TASK DETAILS » Change "meta-separator-dot" to "separator-dot" in the material starting at the beginning and ending at the line that contains "44, 274, 62]". Return only those lines, with nothing else altered.

[start EXTRACTED INFORMATION]

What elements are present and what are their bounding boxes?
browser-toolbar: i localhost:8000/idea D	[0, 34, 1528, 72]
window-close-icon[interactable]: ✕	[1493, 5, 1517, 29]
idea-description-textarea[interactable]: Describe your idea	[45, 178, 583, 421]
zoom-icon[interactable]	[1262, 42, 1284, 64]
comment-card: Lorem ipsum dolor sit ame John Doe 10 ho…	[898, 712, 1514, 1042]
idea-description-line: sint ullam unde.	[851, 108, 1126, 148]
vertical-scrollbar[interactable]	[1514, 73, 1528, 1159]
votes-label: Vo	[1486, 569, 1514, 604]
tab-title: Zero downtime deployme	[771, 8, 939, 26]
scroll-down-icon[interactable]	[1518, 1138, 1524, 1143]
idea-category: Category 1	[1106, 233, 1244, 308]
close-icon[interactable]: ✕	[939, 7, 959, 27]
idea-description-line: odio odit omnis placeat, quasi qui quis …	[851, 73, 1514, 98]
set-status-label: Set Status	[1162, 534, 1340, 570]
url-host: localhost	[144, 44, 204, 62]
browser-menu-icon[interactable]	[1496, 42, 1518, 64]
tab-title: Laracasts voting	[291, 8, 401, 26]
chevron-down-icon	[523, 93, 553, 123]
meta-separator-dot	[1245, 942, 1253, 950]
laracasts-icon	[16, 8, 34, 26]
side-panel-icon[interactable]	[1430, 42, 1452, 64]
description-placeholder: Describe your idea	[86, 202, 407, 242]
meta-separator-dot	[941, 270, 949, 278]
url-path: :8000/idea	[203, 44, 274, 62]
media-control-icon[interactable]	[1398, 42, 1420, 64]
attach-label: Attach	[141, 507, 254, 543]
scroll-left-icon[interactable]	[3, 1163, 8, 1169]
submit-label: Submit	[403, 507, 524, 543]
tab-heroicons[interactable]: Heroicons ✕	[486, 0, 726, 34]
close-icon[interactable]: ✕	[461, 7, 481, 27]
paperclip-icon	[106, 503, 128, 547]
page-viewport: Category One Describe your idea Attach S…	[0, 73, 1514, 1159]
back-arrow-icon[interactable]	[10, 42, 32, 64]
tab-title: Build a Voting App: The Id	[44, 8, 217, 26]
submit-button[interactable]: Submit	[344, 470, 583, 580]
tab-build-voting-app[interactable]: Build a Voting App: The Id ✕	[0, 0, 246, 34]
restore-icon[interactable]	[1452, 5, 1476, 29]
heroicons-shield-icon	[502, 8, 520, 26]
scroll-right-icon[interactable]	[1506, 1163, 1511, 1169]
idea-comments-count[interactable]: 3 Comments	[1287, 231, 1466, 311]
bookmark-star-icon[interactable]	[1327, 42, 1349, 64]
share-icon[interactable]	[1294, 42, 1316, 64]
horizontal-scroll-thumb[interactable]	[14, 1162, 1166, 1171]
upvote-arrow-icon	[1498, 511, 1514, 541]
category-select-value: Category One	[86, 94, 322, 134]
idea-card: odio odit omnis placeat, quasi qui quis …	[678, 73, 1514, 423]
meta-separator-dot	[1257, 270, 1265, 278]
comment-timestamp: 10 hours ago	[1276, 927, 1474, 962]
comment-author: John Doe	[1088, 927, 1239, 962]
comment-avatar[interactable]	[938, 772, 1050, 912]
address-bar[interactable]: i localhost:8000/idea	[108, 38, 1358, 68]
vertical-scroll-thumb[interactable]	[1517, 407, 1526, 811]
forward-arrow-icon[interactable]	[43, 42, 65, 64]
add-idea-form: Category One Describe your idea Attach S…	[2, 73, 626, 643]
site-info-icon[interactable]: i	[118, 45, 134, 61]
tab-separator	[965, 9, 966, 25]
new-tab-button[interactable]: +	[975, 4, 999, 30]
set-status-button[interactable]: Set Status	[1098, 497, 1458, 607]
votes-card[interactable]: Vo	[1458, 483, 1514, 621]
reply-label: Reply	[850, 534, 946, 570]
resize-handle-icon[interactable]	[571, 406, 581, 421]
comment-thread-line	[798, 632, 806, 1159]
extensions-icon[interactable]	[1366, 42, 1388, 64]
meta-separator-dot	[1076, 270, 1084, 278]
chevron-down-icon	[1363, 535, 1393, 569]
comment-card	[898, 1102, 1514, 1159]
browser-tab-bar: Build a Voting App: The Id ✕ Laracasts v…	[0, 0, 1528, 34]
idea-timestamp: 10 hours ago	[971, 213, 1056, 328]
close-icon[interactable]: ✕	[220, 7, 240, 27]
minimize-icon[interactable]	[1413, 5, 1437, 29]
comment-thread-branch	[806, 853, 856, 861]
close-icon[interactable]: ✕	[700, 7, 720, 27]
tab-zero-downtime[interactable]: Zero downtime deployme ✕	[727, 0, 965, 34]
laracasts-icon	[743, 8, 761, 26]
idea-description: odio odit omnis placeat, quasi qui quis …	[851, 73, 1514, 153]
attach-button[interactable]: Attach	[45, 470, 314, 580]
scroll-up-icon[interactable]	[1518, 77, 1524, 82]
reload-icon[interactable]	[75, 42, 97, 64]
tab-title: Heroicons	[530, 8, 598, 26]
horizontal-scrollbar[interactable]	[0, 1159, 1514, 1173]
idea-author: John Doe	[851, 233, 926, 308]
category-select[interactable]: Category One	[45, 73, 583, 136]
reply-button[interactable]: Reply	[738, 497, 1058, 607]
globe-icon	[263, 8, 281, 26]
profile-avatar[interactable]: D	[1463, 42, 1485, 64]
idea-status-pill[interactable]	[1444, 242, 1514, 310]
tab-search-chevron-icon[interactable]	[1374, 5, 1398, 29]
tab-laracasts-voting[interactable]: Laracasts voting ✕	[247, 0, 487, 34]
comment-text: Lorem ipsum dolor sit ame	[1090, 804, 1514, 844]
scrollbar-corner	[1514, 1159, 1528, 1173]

[end EXTRACTED INFORMATION]

OUTPUT FOR THIS TASK »
What elements are present and what are their bounding boxes?
browser-toolbar: i localhost:8000/idea D	[0, 34, 1528, 72]
window-close-icon[interactable]: ✕	[1493, 5, 1517, 29]
idea-description-textarea[interactable]: Describe your idea	[45, 178, 583, 421]
zoom-icon[interactable]	[1262, 42, 1284, 64]
comment-card: Lorem ipsum dolor sit ame John Doe 10 ho…	[898, 712, 1514, 1042]
idea-description-line: sint ullam unde.	[851, 108, 1126, 148]
vertical-scrollbar[interactable]	[1514, 73, 1528, 1159]
votes-label: Vo	[1486, 569, 1514, 604]
tab-title: Zero downtime deployme	[771, 8, 939, 26]
scroll-down-icon[interactable]	[1518, 1138, 1524, 1143]
idea-category: Category 1	[1106, 233, 1244, 308]
close-icon[interactable]: ✕	[939, 7, 959, 27]
idea-description-line: odio odit omnis placeat, quasi qui quis …	[851, 73, 1514, 98]
set-status-label: Set Status	[1162, 534, 1340, 570]
url-host: localhost	[144, 44, 204, 62]
browser-menu-icon[interactable]	[1496, 42, 1518, 64]
tab-title: Laracasts voting	[291, 8, 401, 26]
chevron-down-icon	[523, 93, 553, 123]
separator-dot	[1245, 942, 1253, 950]
laracasts-icon	[16, 8, 34, 26]
side-panel-icon[interactable]	[1430, 42, 1452, 64]
description-placeholder: Describe your idea	[86, 202, 407, 242]
separator-dot	[941, 270, 949, 278]
url-path: :8000/idea	[203, 44, 274, 62]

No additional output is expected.